| Goal of the exercise |
Quote the full listing word for word.

| Dataset rows about figures |
══════════════════════════════

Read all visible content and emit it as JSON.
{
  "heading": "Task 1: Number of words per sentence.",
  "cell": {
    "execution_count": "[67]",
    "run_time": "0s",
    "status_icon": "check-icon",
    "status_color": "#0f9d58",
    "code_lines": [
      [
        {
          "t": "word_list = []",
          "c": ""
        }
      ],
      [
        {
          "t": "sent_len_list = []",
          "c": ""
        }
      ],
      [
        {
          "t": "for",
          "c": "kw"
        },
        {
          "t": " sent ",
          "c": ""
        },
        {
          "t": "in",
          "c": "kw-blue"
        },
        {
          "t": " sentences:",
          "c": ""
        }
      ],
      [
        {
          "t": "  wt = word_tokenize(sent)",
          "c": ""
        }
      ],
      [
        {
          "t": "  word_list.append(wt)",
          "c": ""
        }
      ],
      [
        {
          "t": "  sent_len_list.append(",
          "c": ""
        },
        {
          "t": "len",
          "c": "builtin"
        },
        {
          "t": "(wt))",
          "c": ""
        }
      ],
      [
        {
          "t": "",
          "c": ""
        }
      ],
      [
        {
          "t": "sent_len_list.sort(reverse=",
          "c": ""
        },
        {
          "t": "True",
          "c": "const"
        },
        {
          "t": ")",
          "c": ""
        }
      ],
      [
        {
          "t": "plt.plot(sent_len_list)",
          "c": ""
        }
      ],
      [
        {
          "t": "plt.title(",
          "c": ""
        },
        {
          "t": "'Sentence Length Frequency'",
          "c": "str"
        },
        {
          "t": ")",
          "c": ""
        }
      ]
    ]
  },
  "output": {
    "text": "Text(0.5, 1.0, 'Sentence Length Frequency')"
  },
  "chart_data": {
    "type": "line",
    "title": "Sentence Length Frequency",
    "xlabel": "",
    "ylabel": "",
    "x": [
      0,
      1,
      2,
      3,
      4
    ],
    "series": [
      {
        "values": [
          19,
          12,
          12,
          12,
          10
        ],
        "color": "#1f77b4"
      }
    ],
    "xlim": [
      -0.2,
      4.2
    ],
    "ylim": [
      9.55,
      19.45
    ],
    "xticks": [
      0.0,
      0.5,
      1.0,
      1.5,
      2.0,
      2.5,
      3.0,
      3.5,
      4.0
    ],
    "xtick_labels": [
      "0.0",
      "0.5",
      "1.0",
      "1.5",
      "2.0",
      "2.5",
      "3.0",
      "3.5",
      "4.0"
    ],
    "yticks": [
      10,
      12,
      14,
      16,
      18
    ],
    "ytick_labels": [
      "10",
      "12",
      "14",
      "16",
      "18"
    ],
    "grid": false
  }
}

══════════════════════════════

| Correct output |
Read all visible content and emit it as JSON.
{
  "heading": "Task 1: Number of words per sentence.",
  "cell": {
    "execution_count": "[67]",
    "run_time": "0s",
    "status_icon": "check-icon",
    "status_color": "#0f9d58",
    "code_lines": [
      [
        {
          "t": "word_list = []",
          "c": ""
        }
      ],
      [
        {
          "t": "sent_len_list = []",
          "c": ""
        }
      ],
      [
        {
          "t": "for",
          "c": "kw"
        },
        {
          "t": " sent ",
          "c": ""
        },
        {
          "t": "in",
          "c": "kw-blue"
        },
        {
          "t": " sentences:",
          "c": ""
        }
      ],
      [
        {
          "t": "  wt = word_tokenize(sent)",
          "c": ""
        }
      ],
      [
        {
          "t": "  word_list.append(wt)",
          "c": ""
        }
      ],
      [
        {
          "t": "  sent_len_list.append(",
          "c": ""
        },
        {
          "t": "len",
          "c": "builtin"
        },
        {
          "t": "(wt))",
          "c": ""
        }
      ],
      [
        {
          "t": "",
          "c": ""
        }
      ],
      [
        {
          "t": "sent_len_list.sort(reverse=",
          "c": ""
        },
        {
          "t": "True",
          "c": "const"
        },
        {
          "t": ")",
          "c": ""
        }
      ],
      [
        {
          "t": "plt.plot(sent_len_list)",
          "c": ""
        }
      ],
      [
        {
          "t": "plt.title(",
          "c": ""
        },
        {
          "t": "'Sentence Length Frequency'",
          "c": "str"
        },
        {
          "t": ")",
          "c": ""
        }
      ]
    ]
  },
  "output": {
    "text": "Text(0.5, 1.0, 'Sentence Length Frequency')"
  },
  "chart_data": {
    "type": "line",
    "title": "Sentence Length Frequency",
    "xlabel": "",
    "ylabel": "",
    "x": [
      0,
      1,
      2,
      3,
      4
    ],
    "series": [
      {
        "values": [
          19,
          12,
          12,
          12,
          10
        ],
        "color": "#1f77b4"
      }
    ],
    "xlim": [
      -0.2,
      4.2
    ],
    "ylim": [
      9.55,
      19.45
    ],
    "xticks": [
      0.0,
      0.5,
      1.0,
      1.5,
      2.0,
      2.5,
      3.0,
      3.5,
      4.0
    ],
    "xtick_labels": [
      "0.0",
      "0.5",
      "1.0",
      "1.5",
      "2.0",
      "2.5",
      "3.0",
      "3.5",
      "4.0"
    ],
    "yticks": [
      10,
      12,
      14,
      16,
      18
    ],
    "ytick_labels": [
      "10",
      "12",
      "14",
      "16",
      "18"
    ],
    "grid": false
  }
}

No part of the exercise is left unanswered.